# [Work to be completed]
Search the data for the word "content" and copy every line where it occurs.
-*-
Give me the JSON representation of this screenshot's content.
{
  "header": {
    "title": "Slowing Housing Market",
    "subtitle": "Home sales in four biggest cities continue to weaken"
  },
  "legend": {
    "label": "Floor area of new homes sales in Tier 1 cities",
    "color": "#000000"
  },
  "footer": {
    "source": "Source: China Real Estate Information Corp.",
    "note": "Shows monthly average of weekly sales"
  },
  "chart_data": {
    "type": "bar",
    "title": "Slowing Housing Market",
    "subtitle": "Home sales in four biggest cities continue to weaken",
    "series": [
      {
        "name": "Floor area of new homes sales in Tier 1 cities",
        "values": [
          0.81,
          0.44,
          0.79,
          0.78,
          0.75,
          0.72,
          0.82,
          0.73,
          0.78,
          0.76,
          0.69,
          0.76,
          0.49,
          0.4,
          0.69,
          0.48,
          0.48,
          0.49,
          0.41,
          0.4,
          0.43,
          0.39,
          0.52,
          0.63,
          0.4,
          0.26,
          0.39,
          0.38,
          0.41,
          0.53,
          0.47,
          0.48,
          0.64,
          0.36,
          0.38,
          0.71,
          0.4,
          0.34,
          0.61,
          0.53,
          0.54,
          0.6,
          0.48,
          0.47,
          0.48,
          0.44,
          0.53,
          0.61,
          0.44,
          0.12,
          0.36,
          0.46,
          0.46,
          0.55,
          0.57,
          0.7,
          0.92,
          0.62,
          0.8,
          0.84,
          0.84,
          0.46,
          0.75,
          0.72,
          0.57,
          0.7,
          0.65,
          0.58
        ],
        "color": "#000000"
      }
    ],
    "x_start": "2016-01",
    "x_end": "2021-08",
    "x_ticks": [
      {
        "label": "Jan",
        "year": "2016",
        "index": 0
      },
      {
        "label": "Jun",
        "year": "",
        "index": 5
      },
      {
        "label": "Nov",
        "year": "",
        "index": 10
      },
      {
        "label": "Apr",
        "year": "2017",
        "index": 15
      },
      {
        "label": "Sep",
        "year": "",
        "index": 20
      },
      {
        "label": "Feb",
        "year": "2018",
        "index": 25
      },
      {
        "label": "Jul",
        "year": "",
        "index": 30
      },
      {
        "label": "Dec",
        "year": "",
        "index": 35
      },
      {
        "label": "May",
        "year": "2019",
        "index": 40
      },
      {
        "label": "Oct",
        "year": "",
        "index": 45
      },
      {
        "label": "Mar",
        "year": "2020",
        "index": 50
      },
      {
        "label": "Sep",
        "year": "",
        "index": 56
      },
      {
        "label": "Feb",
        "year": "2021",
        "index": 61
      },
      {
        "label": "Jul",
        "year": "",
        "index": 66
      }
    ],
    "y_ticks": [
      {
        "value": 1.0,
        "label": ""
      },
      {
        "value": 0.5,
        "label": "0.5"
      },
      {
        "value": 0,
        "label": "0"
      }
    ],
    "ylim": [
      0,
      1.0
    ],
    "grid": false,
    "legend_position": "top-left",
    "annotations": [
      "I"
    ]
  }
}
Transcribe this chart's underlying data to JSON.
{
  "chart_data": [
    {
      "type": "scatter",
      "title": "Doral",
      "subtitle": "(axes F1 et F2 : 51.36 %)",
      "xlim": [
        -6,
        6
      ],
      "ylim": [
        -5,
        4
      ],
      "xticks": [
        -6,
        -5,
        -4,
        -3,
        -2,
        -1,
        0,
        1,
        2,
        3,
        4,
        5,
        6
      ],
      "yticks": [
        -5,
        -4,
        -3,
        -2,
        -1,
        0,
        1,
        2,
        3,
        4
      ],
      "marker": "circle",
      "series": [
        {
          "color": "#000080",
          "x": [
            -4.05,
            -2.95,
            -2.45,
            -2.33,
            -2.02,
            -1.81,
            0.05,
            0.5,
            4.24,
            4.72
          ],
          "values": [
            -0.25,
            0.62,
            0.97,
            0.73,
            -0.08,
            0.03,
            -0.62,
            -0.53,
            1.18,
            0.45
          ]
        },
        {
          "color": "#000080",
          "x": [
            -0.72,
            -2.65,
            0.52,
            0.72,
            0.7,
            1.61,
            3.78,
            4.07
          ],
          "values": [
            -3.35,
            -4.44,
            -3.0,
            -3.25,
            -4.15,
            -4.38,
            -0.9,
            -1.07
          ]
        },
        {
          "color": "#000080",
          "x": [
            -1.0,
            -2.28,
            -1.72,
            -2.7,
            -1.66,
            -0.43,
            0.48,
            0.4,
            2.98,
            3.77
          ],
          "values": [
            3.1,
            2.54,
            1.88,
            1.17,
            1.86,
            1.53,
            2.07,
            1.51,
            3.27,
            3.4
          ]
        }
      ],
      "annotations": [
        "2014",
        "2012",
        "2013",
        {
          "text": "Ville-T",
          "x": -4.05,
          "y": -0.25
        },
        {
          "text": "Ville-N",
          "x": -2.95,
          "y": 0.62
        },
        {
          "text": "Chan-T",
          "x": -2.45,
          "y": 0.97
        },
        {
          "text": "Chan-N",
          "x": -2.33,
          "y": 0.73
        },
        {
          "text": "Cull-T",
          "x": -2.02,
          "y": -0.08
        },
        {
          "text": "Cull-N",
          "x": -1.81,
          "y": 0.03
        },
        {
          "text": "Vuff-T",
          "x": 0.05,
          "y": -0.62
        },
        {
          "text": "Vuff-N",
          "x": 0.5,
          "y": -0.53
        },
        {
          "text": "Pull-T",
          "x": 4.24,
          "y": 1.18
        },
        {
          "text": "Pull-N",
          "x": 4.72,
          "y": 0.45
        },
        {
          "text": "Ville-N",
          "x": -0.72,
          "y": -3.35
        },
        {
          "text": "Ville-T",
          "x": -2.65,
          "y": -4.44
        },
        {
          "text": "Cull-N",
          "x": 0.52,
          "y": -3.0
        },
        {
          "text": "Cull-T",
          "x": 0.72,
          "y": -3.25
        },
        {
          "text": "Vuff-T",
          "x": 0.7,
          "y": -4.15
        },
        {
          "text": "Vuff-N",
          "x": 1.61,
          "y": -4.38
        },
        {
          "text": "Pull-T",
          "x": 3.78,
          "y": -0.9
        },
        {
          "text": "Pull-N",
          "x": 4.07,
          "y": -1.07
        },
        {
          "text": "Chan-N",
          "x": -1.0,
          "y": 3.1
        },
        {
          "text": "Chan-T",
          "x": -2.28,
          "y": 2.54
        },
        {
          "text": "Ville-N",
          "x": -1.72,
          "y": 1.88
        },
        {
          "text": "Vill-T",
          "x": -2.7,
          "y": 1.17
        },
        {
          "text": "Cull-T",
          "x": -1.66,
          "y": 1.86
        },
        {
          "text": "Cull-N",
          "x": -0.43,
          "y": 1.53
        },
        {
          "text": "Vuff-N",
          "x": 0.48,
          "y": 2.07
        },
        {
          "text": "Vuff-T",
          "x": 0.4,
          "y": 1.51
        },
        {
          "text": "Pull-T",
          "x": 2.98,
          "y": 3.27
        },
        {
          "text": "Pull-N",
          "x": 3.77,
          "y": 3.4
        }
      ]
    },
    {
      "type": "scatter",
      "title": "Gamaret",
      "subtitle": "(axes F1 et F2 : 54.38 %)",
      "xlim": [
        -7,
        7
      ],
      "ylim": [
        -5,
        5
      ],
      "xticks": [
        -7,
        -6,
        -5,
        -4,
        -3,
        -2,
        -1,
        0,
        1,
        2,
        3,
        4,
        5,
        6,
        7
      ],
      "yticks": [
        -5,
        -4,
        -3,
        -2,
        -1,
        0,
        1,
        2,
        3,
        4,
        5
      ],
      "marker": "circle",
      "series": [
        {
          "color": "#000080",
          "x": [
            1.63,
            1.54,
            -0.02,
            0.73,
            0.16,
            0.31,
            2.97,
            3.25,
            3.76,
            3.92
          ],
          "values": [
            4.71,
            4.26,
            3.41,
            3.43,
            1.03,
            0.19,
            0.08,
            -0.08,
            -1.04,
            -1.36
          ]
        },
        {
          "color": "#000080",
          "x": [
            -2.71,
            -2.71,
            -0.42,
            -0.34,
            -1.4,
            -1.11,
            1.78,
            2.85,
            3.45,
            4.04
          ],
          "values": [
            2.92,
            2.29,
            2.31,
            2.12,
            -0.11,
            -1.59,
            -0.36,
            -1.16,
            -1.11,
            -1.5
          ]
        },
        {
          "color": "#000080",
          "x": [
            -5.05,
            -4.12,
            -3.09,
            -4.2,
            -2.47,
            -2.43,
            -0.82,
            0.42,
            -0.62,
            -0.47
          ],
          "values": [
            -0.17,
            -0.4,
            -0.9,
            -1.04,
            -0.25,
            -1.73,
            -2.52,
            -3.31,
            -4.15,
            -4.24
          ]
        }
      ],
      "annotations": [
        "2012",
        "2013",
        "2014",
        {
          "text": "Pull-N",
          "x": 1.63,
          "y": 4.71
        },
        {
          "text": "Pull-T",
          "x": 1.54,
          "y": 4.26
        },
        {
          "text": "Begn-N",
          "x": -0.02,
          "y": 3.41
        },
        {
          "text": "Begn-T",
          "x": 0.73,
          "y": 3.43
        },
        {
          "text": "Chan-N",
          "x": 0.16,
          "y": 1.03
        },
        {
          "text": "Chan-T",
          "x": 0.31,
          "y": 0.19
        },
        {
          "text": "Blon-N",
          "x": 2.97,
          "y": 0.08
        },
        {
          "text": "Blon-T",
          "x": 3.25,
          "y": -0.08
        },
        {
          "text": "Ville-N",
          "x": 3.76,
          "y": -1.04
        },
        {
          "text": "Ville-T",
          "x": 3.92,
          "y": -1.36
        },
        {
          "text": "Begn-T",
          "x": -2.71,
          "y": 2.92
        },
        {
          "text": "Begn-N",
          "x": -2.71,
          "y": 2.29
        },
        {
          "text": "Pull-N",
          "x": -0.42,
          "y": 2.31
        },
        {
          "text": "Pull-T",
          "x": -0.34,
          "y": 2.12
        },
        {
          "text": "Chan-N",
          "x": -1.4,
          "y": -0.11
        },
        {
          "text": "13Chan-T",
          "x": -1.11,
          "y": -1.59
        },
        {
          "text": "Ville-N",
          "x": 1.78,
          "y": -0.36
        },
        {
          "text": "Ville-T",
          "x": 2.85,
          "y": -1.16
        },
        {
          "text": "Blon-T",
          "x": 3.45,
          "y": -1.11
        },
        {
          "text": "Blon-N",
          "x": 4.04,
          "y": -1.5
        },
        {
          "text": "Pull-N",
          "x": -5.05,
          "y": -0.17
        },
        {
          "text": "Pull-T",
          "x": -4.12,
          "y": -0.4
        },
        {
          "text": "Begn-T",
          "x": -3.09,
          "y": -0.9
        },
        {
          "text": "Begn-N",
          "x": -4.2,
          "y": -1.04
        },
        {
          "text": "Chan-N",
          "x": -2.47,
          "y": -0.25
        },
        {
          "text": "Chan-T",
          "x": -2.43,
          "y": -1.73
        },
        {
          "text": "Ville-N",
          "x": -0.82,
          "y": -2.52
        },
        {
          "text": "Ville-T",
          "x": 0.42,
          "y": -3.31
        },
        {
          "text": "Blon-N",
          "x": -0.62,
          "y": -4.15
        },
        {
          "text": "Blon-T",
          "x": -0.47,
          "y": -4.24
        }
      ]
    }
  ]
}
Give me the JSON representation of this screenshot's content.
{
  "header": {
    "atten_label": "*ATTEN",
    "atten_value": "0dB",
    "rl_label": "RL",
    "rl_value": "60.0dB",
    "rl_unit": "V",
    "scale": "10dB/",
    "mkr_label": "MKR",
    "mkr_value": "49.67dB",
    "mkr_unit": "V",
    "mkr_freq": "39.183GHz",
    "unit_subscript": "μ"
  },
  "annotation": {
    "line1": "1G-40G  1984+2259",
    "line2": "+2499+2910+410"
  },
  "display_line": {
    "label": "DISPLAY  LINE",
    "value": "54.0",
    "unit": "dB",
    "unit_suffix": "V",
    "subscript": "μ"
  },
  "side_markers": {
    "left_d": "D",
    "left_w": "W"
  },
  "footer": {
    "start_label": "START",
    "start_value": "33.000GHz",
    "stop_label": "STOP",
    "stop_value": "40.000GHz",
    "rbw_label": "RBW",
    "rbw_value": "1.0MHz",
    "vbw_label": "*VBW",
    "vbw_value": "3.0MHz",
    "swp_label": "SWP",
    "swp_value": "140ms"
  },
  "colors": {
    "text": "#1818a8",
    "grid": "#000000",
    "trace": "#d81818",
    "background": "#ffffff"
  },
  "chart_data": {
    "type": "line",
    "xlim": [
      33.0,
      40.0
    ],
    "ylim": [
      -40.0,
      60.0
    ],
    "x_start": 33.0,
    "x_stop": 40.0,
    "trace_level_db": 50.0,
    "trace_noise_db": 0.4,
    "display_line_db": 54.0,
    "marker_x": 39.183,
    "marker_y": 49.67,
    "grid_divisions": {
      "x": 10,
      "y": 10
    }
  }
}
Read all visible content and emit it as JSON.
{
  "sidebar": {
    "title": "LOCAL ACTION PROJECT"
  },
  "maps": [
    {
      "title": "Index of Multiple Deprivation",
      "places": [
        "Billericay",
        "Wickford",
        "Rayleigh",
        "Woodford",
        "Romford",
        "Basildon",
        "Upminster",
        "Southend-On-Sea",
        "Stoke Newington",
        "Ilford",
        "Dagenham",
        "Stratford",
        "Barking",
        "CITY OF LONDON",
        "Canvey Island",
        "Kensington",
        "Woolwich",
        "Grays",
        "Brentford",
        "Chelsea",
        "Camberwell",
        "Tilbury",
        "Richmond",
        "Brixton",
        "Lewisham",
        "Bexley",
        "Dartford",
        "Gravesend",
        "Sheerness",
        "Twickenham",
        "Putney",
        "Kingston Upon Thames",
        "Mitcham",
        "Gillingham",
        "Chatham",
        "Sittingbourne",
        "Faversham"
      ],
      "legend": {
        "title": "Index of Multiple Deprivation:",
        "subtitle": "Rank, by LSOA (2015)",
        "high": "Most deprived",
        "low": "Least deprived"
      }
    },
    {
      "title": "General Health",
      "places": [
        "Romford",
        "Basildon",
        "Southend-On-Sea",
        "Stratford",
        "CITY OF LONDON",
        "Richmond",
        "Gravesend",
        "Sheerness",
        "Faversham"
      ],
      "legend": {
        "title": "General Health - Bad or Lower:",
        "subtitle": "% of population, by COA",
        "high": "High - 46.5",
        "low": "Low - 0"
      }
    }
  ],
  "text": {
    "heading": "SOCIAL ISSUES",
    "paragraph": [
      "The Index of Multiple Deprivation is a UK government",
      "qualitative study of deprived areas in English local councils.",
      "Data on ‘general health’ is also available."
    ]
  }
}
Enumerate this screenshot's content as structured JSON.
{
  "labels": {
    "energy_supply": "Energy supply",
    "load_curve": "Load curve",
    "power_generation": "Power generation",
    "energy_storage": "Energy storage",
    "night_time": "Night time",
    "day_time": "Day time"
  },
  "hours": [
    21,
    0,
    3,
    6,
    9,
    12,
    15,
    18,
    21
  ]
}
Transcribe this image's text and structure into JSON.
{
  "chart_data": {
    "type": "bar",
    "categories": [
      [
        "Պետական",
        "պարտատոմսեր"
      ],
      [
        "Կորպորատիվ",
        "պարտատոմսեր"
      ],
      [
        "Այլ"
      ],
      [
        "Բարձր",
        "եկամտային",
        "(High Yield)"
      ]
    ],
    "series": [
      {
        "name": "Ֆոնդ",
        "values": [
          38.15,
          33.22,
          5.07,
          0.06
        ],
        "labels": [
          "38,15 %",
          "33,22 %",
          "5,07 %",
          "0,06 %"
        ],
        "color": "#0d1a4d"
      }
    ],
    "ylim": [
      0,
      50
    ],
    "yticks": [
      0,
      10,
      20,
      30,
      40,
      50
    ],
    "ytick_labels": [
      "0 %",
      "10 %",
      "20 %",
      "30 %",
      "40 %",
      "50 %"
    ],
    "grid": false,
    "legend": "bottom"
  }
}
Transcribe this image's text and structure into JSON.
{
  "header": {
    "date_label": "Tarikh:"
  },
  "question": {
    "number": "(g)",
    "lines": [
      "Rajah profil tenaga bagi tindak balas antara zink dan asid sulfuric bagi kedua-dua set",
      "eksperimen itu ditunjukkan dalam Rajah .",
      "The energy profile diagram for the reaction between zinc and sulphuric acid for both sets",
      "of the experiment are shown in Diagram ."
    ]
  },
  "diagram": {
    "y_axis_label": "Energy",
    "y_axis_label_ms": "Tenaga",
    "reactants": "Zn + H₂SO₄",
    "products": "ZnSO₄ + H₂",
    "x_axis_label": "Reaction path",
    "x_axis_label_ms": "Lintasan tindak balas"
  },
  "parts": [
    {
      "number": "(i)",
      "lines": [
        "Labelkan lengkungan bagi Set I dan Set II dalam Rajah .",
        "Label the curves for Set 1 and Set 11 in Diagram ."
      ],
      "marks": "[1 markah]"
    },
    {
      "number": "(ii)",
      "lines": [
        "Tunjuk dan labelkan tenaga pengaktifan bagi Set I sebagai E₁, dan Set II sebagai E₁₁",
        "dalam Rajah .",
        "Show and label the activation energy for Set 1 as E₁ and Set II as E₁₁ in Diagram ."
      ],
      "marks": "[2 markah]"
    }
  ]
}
-*-
# [Complete response]
Give me the JSON representation of this screenshot's content.
Give me the JSON representation of this screenshot's content.
Read all visible content and emit it as JSON.
Enumerate this screenshot's content as structured JSON.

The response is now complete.